## [EXERCISE TASK]
Any pictures in the records below should be skipped; write out everything else exactly.

===== GIVEN INFORMATION

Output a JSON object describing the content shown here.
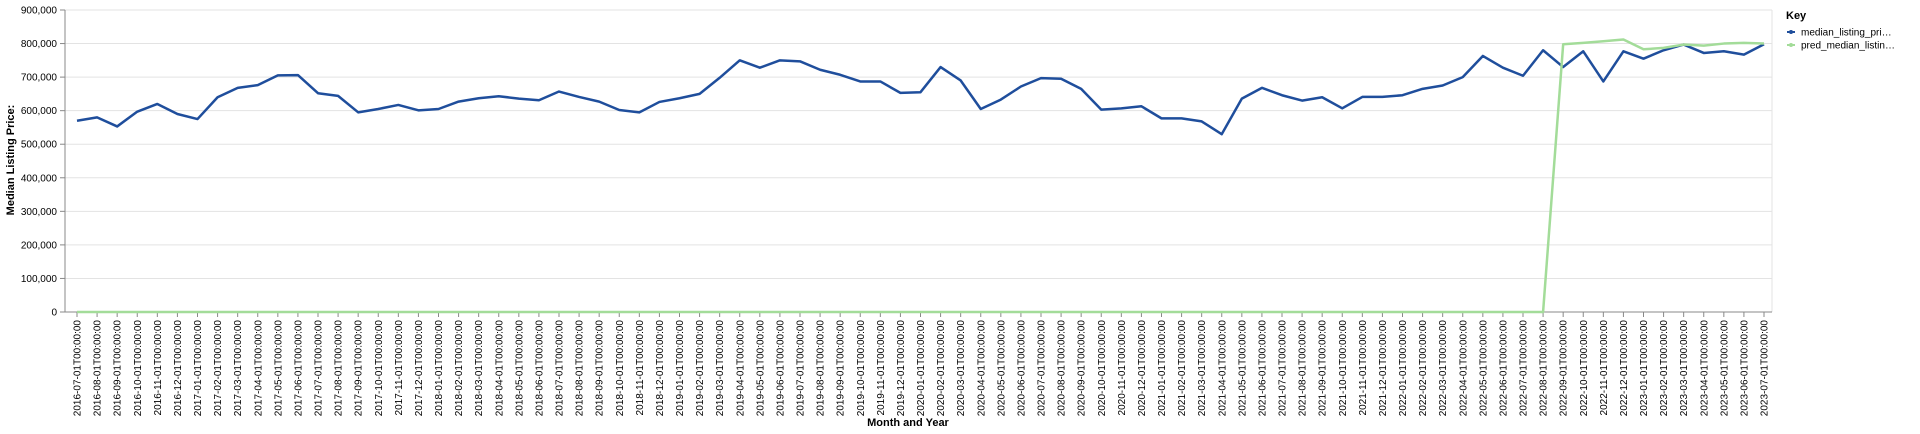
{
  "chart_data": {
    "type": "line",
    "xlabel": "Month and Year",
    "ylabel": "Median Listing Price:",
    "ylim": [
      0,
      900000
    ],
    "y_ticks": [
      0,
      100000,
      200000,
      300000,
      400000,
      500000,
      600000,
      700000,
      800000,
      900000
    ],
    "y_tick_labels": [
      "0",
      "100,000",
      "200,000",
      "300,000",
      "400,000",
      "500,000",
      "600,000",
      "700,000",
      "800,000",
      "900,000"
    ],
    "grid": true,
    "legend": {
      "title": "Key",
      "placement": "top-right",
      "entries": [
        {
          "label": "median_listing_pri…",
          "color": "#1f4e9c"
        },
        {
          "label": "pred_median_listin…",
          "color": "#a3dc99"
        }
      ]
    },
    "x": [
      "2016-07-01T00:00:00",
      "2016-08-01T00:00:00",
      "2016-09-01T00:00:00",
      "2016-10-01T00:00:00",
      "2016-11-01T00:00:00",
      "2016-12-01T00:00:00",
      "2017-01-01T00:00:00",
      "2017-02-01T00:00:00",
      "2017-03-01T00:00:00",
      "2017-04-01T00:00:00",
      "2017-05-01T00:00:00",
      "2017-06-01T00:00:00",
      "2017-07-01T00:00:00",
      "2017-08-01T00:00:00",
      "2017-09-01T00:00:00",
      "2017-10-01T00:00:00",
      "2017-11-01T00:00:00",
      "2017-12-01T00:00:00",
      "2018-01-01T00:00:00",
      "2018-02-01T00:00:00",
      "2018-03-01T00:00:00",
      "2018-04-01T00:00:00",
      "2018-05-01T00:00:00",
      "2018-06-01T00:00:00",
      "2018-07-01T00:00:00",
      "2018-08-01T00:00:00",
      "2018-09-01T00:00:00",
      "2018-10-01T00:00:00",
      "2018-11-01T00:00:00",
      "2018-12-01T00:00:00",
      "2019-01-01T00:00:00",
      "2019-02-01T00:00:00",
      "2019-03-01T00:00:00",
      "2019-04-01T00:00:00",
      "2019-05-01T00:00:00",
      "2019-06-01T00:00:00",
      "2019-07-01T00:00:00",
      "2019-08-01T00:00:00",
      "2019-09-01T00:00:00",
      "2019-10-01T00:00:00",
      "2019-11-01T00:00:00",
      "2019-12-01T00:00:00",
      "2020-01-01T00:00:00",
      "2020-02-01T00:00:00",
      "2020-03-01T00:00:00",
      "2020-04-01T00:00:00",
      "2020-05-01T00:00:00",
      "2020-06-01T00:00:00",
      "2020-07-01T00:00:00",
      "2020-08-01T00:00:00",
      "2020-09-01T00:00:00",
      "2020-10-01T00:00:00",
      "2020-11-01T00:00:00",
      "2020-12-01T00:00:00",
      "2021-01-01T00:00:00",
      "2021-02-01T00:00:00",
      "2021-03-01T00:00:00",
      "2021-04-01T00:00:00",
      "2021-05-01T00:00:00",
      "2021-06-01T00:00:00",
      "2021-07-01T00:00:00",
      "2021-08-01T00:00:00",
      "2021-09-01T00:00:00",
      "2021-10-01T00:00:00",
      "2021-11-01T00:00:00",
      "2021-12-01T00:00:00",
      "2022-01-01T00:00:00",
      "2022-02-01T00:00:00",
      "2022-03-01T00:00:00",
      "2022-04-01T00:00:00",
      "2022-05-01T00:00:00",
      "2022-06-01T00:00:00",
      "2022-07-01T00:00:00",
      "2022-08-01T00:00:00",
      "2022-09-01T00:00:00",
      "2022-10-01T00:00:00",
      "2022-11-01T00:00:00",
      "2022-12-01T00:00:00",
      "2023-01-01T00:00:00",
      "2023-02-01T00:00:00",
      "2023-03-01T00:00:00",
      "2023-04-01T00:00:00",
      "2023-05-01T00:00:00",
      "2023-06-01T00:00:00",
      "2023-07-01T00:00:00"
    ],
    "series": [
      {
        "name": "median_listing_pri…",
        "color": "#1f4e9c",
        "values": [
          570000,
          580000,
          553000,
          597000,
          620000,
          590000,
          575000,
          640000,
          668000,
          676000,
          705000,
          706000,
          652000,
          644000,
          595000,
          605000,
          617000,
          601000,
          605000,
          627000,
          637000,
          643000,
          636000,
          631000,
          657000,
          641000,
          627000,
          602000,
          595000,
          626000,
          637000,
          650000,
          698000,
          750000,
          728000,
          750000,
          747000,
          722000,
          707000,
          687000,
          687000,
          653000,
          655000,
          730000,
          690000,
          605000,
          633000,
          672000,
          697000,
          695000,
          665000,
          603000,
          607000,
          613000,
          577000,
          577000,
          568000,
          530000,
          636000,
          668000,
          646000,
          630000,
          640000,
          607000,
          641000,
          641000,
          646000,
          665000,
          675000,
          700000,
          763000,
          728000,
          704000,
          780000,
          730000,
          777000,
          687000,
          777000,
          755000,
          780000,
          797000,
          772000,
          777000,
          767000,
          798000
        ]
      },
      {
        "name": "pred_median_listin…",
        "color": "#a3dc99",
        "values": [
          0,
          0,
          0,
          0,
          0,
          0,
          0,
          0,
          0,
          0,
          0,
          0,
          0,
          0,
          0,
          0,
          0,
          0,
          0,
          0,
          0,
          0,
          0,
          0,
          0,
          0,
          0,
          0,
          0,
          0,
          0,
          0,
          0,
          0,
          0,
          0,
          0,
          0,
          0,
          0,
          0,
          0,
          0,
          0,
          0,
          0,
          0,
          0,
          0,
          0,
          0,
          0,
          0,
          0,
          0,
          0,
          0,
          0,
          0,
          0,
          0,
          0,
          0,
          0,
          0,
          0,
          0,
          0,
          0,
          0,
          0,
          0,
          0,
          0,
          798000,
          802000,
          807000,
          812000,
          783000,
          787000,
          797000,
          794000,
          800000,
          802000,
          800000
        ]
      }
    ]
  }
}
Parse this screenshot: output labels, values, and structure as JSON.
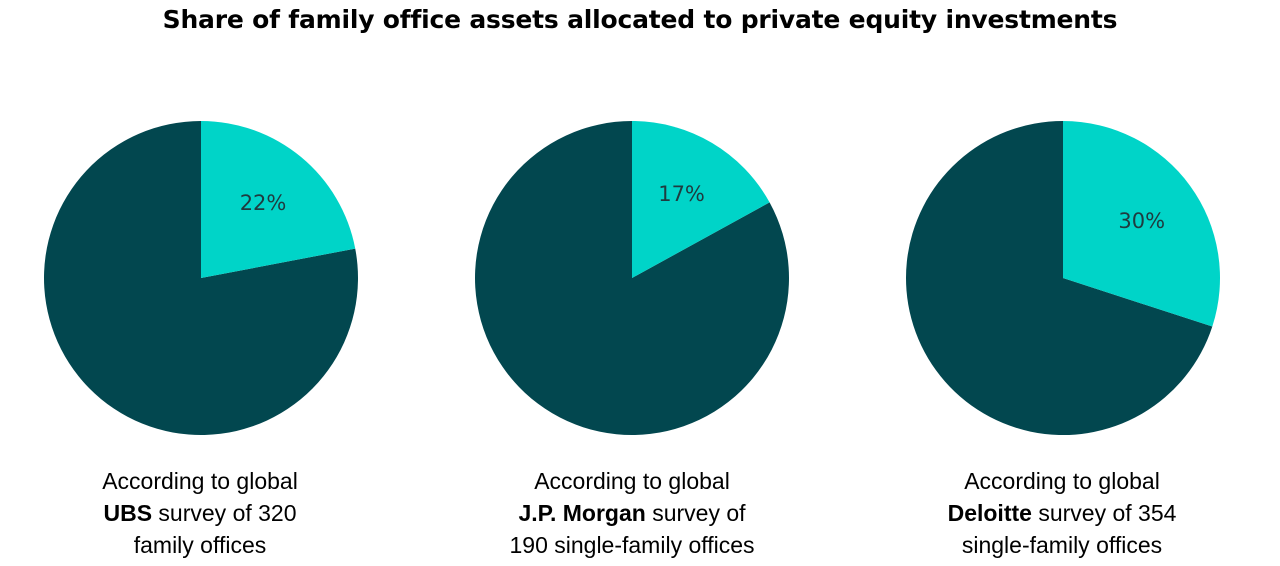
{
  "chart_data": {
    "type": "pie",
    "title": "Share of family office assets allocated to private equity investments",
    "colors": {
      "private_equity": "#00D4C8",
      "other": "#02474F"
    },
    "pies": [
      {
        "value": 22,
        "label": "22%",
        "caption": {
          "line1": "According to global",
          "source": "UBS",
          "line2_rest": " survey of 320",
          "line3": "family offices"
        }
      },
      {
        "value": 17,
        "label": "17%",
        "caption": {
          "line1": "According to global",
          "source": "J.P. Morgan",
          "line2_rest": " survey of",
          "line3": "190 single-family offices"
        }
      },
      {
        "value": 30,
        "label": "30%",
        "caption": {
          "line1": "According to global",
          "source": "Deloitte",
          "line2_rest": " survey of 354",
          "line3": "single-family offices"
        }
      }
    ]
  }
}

==========

## [FINAL RESULT]
Output a JSON object describing the content shown here.
{
  "chart_data": {
    "type": "line",
    "xlabel": "Month and Year",
    "ylabel": "Median Listing Price:",
    "ylim": [
      0,
      900000
    ],
    "y_ticks": [
      0,
      100000,
      200000,
      300000,
      400000,
      500000,
      600000,
      700000,
      800000,
      900000
    ],
    "y_tick_labels": [
      "0",
      "100,000",
      "200,000",
      "300,000",
      "400,000",
      "500,000",
      "600,000",
      "700,000",
      "800,000",
      "900,000"
    ],
    "grid": true,
    "legend": {
      "title": "Key",
      "placement": "top-right",
      "entries": [
        {
          "label": "median_listing_pri…",
          "color": "#1f4e9c"
        },
        {
          "label": "pred_median_listin…",
          "color": "#a3dc99"
        }
      ]
    },
    "x": [
      "2016-07-01T00:00:00",
      "2016-08-01T00:00:00",
      "2016-09-01T00:00:00",
      "2016-10-01T00:00:00",
      "2016-11-01T00:00:00",
      "2016-12-01T00:00:00",
      "2017-01-01T00:00:00",
      "2017-02-01T00:00:00",
      "2017-03-01T00:00:00",
      "2017-04-01T00:00:00",
      "2017-05-01T00:00:00",
      "2017-06-01T00:00:00",
      "2017-07-01T00:00:00",
      "2017-08-01T00:00:00",
      "2017-09-01T00:00:00",
      "2017-10-01T00:00:00",
      "2017-11-01T00:00:00",
      "2017-12-01T00:00:00",
      "2018-01-01T00:00:00",
      "2018-02-01T00:00:00",
      "2018-03-01T00:00:00",
      "2018-04-01T00:00:00",
      "2018-05-01T00:00:00",
      "2018-06-01T00:00:00",
      "2018-07-01T00:00:00",
      "2018-08-01T00:00:00",
      "2018-09-01T00:00:00",
      "2018-10-01T00:00:00",
      "2018-11-01T00:00:00",
      "2018-12-01T00:00:00",
      "2019-01-01T00:00:00",
      "2019-02-01T00:00:00",
      "2019-03-01T00:00:00",
      "2019-04-01T00:00:00",
      "2019-05-01T00:00:00",
      "2019-06-01T00:00:00",
      "2019-07-01T00:00:00",
      "2019-08-01T00:00:00",
      "2019-09-01T00:00:00",
      "2019-10-01T00:00:00",
      "2019-11-01T00:00:00",
      "2019-12-01T00:00:00",
      "2020-01-01T00:00:00",
      "2020-02-01T00:00:00",
      "2020-03-01T00:00:00",
      "2020-04-01T00:00:00",
      "2020-05-01T00:00:00",
      "2020-06-01T00:00:00",
      "2020-07-01T00:00:00",
      "2020-08-01T00:00:00",
      "2020-09-01T00:00:00",
      "2020-10-01T00:00:00",
      "2020-11-01T00:00:00",
      "2020-12-01T00:00:00",
      "2021-01-01T00:00:00",
      "2021-02-01T00:00:00",
      "2021-03-01T00:00:00",
      "2021-04-01T00:00:00",
      "2021-05-01T00:00:00",
      "2021-06-01T00:00:00",
      "2021-07-01T00:00:00",
      "2021-08-01T00:00:00",
      "2021-09-01T00:00:00",
      "2021-10-01T00:00:00",
      "2021-11-01T00:00:00",
      "2021-12-01T00:00:00",
      "2022-01-01T00:00:00",
      "2022-02-01T00:00:00",
      "2022-03-01T00:00:00",
      "2022-04-01T00:00:00",
      "2022-05-01T00:00:00",
      "2022-06-01T00:00:00",
      "2022-07-01T00:00:00",
      "2022-08-01T00:00:00",
      "2022-09-01T00:00:00",
      "2022-10-01T00:00:00",
      "2022-11-01T00:00:00",
      "2022-12-01T00:00:00",
      "2023-01-01T00:00:00",
      "2023-02-01T00:00:00",
      "2023-03-01T00:00:00",
      "2023-04-01T00:00:00",
      "2023-05-01T00:00:00",
      "2023-06-01T00:00:00",
      "2023-07-01T00:00:00"
    ],
    "series": [
      {
        "name": "median_listing_pri…",
        "color": "#1f4e9c",
        "values": [
          570000,
          580000,
          553000,
          597000,
          620000,
          590000,
          575000,
          640000,
          668000,
          676000,
          705000,
          706000,
          652000,
          644000,
          595000,
          605000,
          617000,
          601000,
          605000,
          627000,
          637000,
          643000,
          636000,
          631000,
          657000,
          641000,
          627000,
          602000,
          595000,
          626000,
          637000,
          650000,
          698000,
          750000,
          728000,
          750000,
          747000,
          722000,
          707000,
          687000,
          687000,
          653000,
          655000,
          730000,
          690000,
          605000,
          633000,
          672000,
          697000,
          695000,
          665000,
          603000,
          607000,
          613000,
          577000,
          577000,
          568000,
          530000,
          636000,
          668000,
          646000,
          630000,
          640000,
          607000,
          641000,
          641000,
          646000,
          665000,
          675000,
          700000,
          763000,
          728000,
          704000,
          780000,
          730000,
          777000,
          687000,
          777000,
          755000,
          780000,
          797000,
          772000,
          777000,
          767000,
          798000
        ]
      },
      {
        "name": "pred_median_listin…",
        "color": "#a3dc99",
        "values": [
          0,
          0,
          0,
          0,
          0,
          0,
          0,
          0,
          0,
          0,
          0,
          0,
          0,
          0,
          0,
          0,
          0,
          0,
          0,
          0,
          0,
          0,
          0,
          0,
          0,
          0,
          0,
          0,
          0,
          0,
          0,
          0,
          0,
          0,
          0,
          0,
          0,
          0,
          0,
          0,
          0,
          0,
          0,
          0,
          0,
          0,
          0,
          0,
          0,
          0,
          0,
          0,
          0,
          0,
          0,
          0,
          0,
          0,
          0,
          0,
          0,
          0,
          0,
          0,
          0,
          0,
          0,
          0,
          0,
          0,
          0,
          0,
          0,
          0,
          798000,
          802000,
          807000,
          812000,
          783000,
          787000,
          797000,
          794000,
          800000,
          802000,
          800000
        ]
      }
    ]
  }
}
Parse this screenshot: output labels, values, and structure as JSON.
{
  "chart_data": {
    "type": "pie",
    "title": "Share of family office assets allocated to private equity investments",
    "colors": {
      "private_equity": "#00D4C8",
      "other": "#02474F"
    },
    "pies": [
      {
        "value": 22,
        "label": "22%",
        "caption": {
          "line1": "According to global",
          "source": "UBS",
          "line2_rest": " survey of 320",
          "line3": "family offices"
        }
      },
      {
        "value": 17,
        "label": "17%",
        "caption": {
          "line1": "According to global",
          "source": "J.P. Morgan",
          "line2_rest": " survey of",
          "line3": "190 single-family offices"
        }
      },
      {
        "value": 30,
        "label": "30%",
        "caption": {
          "line1": "According to global",
          "source": "Deloitte",
          "line2_rest": " survey of 354",
          "line3": "single-family offices"
        }
      }
    ]
  }
}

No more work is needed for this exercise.